# PAGE TEXT

+ + + + +

USGS Turquoise History - Turquoise Facts
Turquoise, the robin's egg blue gemstone worn by Pharaohs and
Aztec Kings, is probably one of the oldest gemstones known. Yet, only
its prized blue color, a color so distinctive that its name is used
to describe any color that resembles it, results in its being used
as a gemstone. Turquoise has been, since about 200 B.C., extensively
used by both southwestern U.S. Native Americans and by many of the
Indian tribes in Mexico. The Native American Jewelry or "Indian
style" jewelry with turquoise mounted in or with silver is relatively
new. Some believe this style of Jewelry was unknown prior to about
1880, when a white trader persuaded a Navajo craftsman to make turquoise
and silver jewelry using coin silver. Prior to this time, the Native
Americans had made solid turquoise beads, carvings, and inlaid mosaics.
Recently, turquoise has found wide acceptance among people of all
walks of life and from many different ethnic groups.
The name turquoise may have come from the word Turquie, French for
Turkey, because of the early belief that the mineral came from that
country (the turquoise most likely came from Alimersai Mountain in
Persia (now Iran) or the Sinai Peninsula in Egypt, two of the world's
oldest known turquoise mining areas.) Another possibility could be
the name came from the French description of the gemstone, "pierre
turquin" meaning dark blue stone.
Chemically, a hydrated phosphate of copper and aluminum, turquoise
is formed by the percolation of meteoric or groundwater through aluminous
rock in the presence of copper. For this reason, it is often associated
with copper deposits as a secondary mineral, most often in copper
deposits in arid, semiarid, or desert environments.

+ + + + +

# DATA EXCERPT
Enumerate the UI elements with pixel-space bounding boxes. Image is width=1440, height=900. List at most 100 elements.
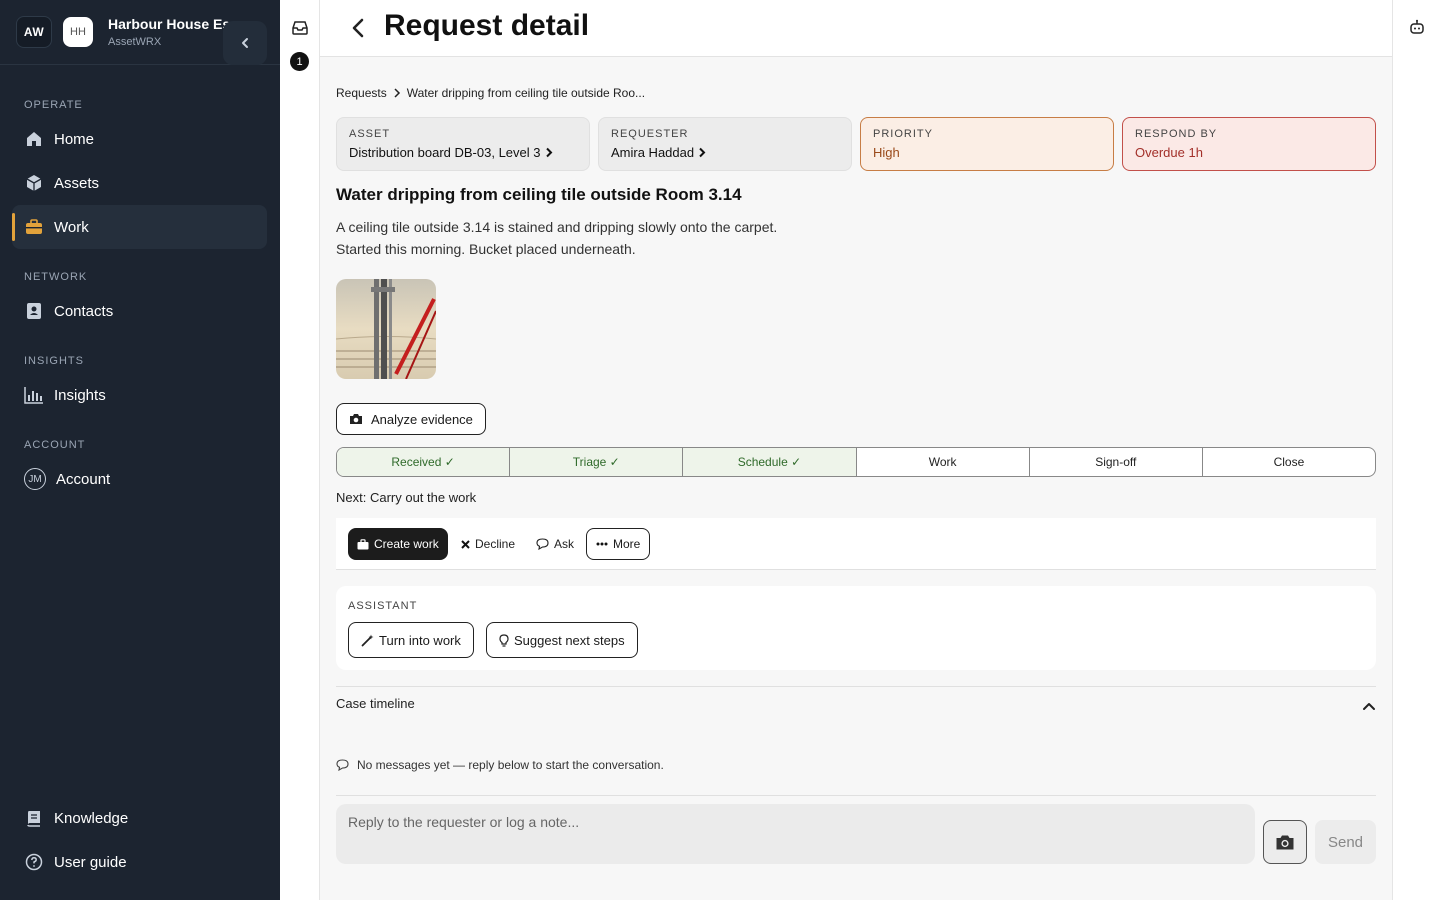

+ + + + +

# TASKS
a - Decide whether each statement agrees with the turquoise history page, answering yes or no and quoting the deciding words: (i) turquoise is a hydrated phosphate of copper and aluminum; (ii) turquoise is most often found in copper deposits in wet, tropical environments; (iii) southwestern U.S. Native Americans have used turquoise extensively since about 200 B.C.
b - According to the turquoise history page, which two places are among the world's oldest known turquoise mining areas?
c - Reproduce word for word the passage of the turquoise history page starting with "The name turquoise" and going on through "or desert environments.".

# EXPECTED RESULTS
a -
(i) Yes: "Chemically, a hydrated phosphate of copper and aluminum"
(ii) No: "most often in copper deposits in arid, semiarid, or desert environments"
(iii) Yes: "Turquoise has been, since about 200 B.C., extensively used by both southwestern U.S. Native Americans"

b - Alimersai Mountain in Persia (now Iran) and the Sinai Peninsula in Egypt.

c -
The name turquoise may have come from the word Turquie, French for
Turkey, because of the early belief that the mineral came from that
country (the turquoise most likely came from Alimersai Mountain in
Persia (now Iran) or the Sinai Peninsula in Egypt, two of the world's
oldest known turquoise mining areas.) Another possibility could be
the name came from the French description of the gemstone, "pierre
turquin" meaning dark blue stone.
Chemically, a hydrated phosphate of copper and aluminum, turquoise
is formed by the percolation of meteoric or groundwater through aluminous
rock in the presence of copper. For this reason, it is often associated
with copper deposits as a secondary mineral, most often in copper
deposits in arid, semiarid, or desert environments.